**WHAT THIS TASK INVOLVES:**
Return every record below exactly as written, but leave out the pictures.

..........

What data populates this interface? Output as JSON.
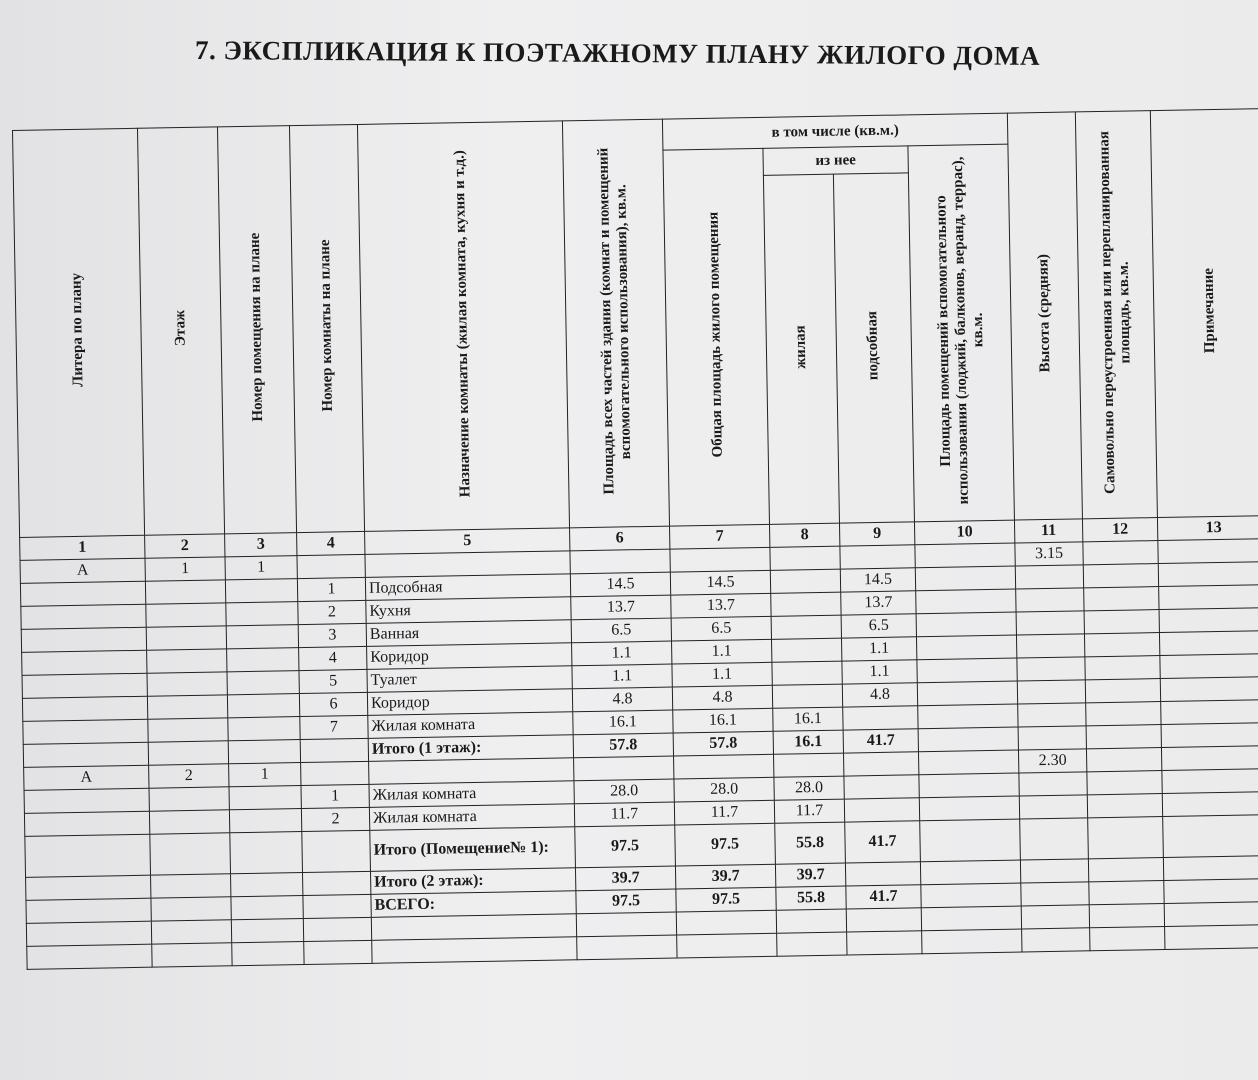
{
  "title": "7.   ЭКСПЛИКАЦИЯ К ПОЭТАЖНОМУ ПЛАНУ ЖИЛОГО ДОМА",
  "headers": {
    "c1": "Литера по плану",
    "c2": "Этаж",
    "c3": "Номер помещения на плане",
    "c4": "Номер комнаты на плане",
    "c5": "Назначение комнаты (жилая комната, кухня и т.д.)",
    "c6": "Площадь всех частей здания (комнат и помещений вспомогательного использования), кв.м.",
    "group": "в том числе (кв.м.)",
    "c7": "Общая площадь жилого помещения",
    "subgroup": "из нее",
    "c8": "жилая",
    "c9": "подсобная",
    "c10": "Площадь помещений вспомогательного использования (лоджий, балконов, веранд, террас), кв.м.",
    "c11": "Высота (средняя)",
    "c12": "Самовольно переустроенная или перепланированная площадь, кв.м.",
    "c13": "Примечание"
  },
  "col_numbers": [
    "1",
    "2",
    "3",
    "4",
    "5",
    "6",
    "7",
    "8",
    "9",
    "10",
    "11",
    "12",
    "13"
  ],
  "rows": [
    [
      "А",
      "1",
      "1",
      "",
      "",
      "",
      "",
      "",
      "",
      "",
      "3.15",
      "",
      ""
    ],
    [
      "",
      "",
      "",
      "1",
      "Подсобная",
      "14.5",
      "14.5",
      "",
      "14.5",
      "",
      "",
      "",
      ""
    ],
    [
      "",
      "",
      "",
      "2",
      "Кухня",
      "13.7",
      "13.7",
      "",
      "13.7",
      "",
      "",
      "",
      ""
    ],
    [
      "",
      "",
      "",
      "3",
      "Ванная",
      "6.5",
      "6.5",
      "",
      "6.5",
      "",
      "",
      "",
      ""
    ],
    [
      "",
      "",
      "",
      "4",
      "Коридор",
      "1.1",
      "1.1",
      "",
      "1.1",
      "",
      "",
      "",
      ""
    ],
    [
      "",
      "",
      "",
      "5",
      "Туалет",
      "1.1",
      "1.1",
      "",
      "1.1",
      "",
      "",
      "",
      ""
    ],
    [
      "",
      "",
      "",
      "6",
      "Коридор",
      "4.8",
      "4.8",
      "",
      "4.8",
      "",
      "",
      "",
      ""
    ],
    [
      "",
      "",
      "",
      "7",
      "Жилая комната",
      "16.1",
      "16.1",
      "16.1",
      "",
      "",
      "",
      "",
      ""
    ],
    [
      "",
      "",
      "",
      "",
      "Итого (1 этаж):",
      "57.8",
      "57.8",
      "16.1",
      "41.7",
      "",
      "",
      "",
      ""
    ],
    [
      "А",
      "2",
      "1",
      "",
      "",
      "",
      "",
      "",
      "",
      "",
      "2.30",
      "",
      ""
    ],
    [
      "",
      "",
      "",
      "1",
      "Жилая комната",
      "28.0",
      "28.0",
      "28.0",
      "",
      "",
      "",
      "",
      ""
    ],
    [
      "",
      "",
      "",
      "2",
      "Жилая комната",
      "11.7",
      "11.7",
      "11.7",
      "",
      "",
      "",
      "",
      ""
    ],
    [
      "",
      "",
      "",
      "",
      "Итого (Помещение№ 1):",
      "97.5",
      "97.5",
      "55.8",
      "41.7",
      "",
      "",
      "",
      ""
    ],
    [
      "",
      "",
      "",
      "",
      "Итого (2 этаж):",
      "39.7",
      "39.7",
      "39.7",
      "",
      "",
      "",
      "",
      ""
    ],
    [
      "",
      "",
      "",
      "",
      "ВСЕГО:",
      "97.5",
      "97.5",
      "55.8",
      "41.7",
      "",
      "",
      "",
      ""
    ]
  ]
}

..........

**REPLY:**
What data populates this interface? Output as JSON.
{
  "title": "7.   ЭКСПЛИКАЦИЯ К ПОЭТАЖНОМУ ПЛАНУ ЖИЛОГО ДОМА",
  "headers": {
    "c1": "Литера по плану",
    "c2": "Этаж",
    "c3": "Номер помещения на плане",
    "c4": "Номер комнаты на плане",
    "c5": "Назначение комнаты (жилая комната, кухня и т.д.)",
    "c6": "Площадь всех частей здания (комнат и помещений вспомогательного использования), кв.м.",
    "group": "в том числе (кв.м.)",
    "c7": "Общая площадь жилого помещения",
    "subgroup": "из нее",
    "c8": "жилая",
    "c9": "подсобная",
    "c10": "Площадь помещений вспомогательного использования (лоджий, балконов, веранд, террас), кв.м.",
    "c11": "Высота (средняя)",
    "c12": "Самовольно переустроенная или перепланированная площадь, кв.м.",
    "c13": "Примечание"
  },
  "col_numbers": [
    "1",
    "2",
    "3",
    "4",
    "5",
    "6",
    "7",
    "8",
    "9",
    "10",
    "11",
    "12",
    "13"
  ],
  "rows": [
    [
      "А",
      "1",
      "1",
      "",
      "",
      "",
      "",
      "",
      "",
      "",
      "3.15",
      "",
      ""
    ],
    [
      "",
      "",
      "",
      "1",
      "Подсобная",
      "14.5",
      "14.5",
      "",
      "14.5",
      "",
      "",
      "",
      ""
    ],
    [
      "",
      "",
      "",
      "2",
      "Кухня",
      "13.7",
      "13.7",
      "",
      "13.7",
      "",
      "",
      "",
      ""
    ],
    [
      "",
      "",
      "",
      "3",
      "Ванная",
      "6.5",
      "6.5",
      "",
      "6.5",
      "",
      "",
      "",
      ""
    ],
    [
      "",
      "",
      "",
      "4",
      "Коридор",
      "1.1",
      "1.1",
      "",
      "1.1",
      "",
      "",
      "",
      ""
    ],
    [
      "",
      "",
      "",
      "5",
      "Туалет",
      "1.1",
      "1.1",
      "",
      "1.1",
      "",
      "",
      "",
      ""
    ],
    [
      "",
      "",
      "",
      "6",
      "Коридор",
      "4.8",
      "4.8",
      "",
      "4.8",
      "",
      "",
      "",
      ""
    ],
    [
      "",
      "",
      "",
      "7",
      "Жилая комната",
      "16.1",
      "16.1",
      "16.1",
      "",
      "",
      "",
      "",
      ""
    ],
    [
      "",
      "",
      "",
      "",
      "Итого (1 этаж):",
      "57.8",
      "57.8",
      "16.1",
      "41.7",
      "",
      "",
      "",
      ""
    ],
    [
      "А",
      "2",
      "1",
      "",
      "",
      "",
      "",
      "",
      "",
      "",
      "2.30",
      "",
      ""
    ],
    [
      "",
      "",
      "",
      "1",
      "Жилая комната",
      "28.0",
      "28.0",
      "28.0",
      "",
      "",
      "",
      "",
      ""
    ],
    [
      "",
      "",
      "",
      "2",
      "Жилая комната",
      "11.7",
      "11.7",
      "11.7",
      "",
      "",
      "",
      "",
      ""
    ],
    [
      "",
      "",
      "",
      "",
      "Итого (Помещение№ 1):",
      "97.5",
      "97.5",
      "55.8",
      "41.7",
      "",
      "",
      "",
      ""
    ],
    [
      "",
      "",
      "",
      "",
      "Итого (2 этаж):",
      "39.7",
      "39.7",
      "39.7",
      "",
      "",
      "",
      "",
      ""
    ],
    [
      "",
      "",
      "",
      "",
      "ВСЕГО:",
      "97.5",
      "97.5",
      "55.8",
      "41.7",
      "",
      "",
      "",
      ""
    ]
  ]
}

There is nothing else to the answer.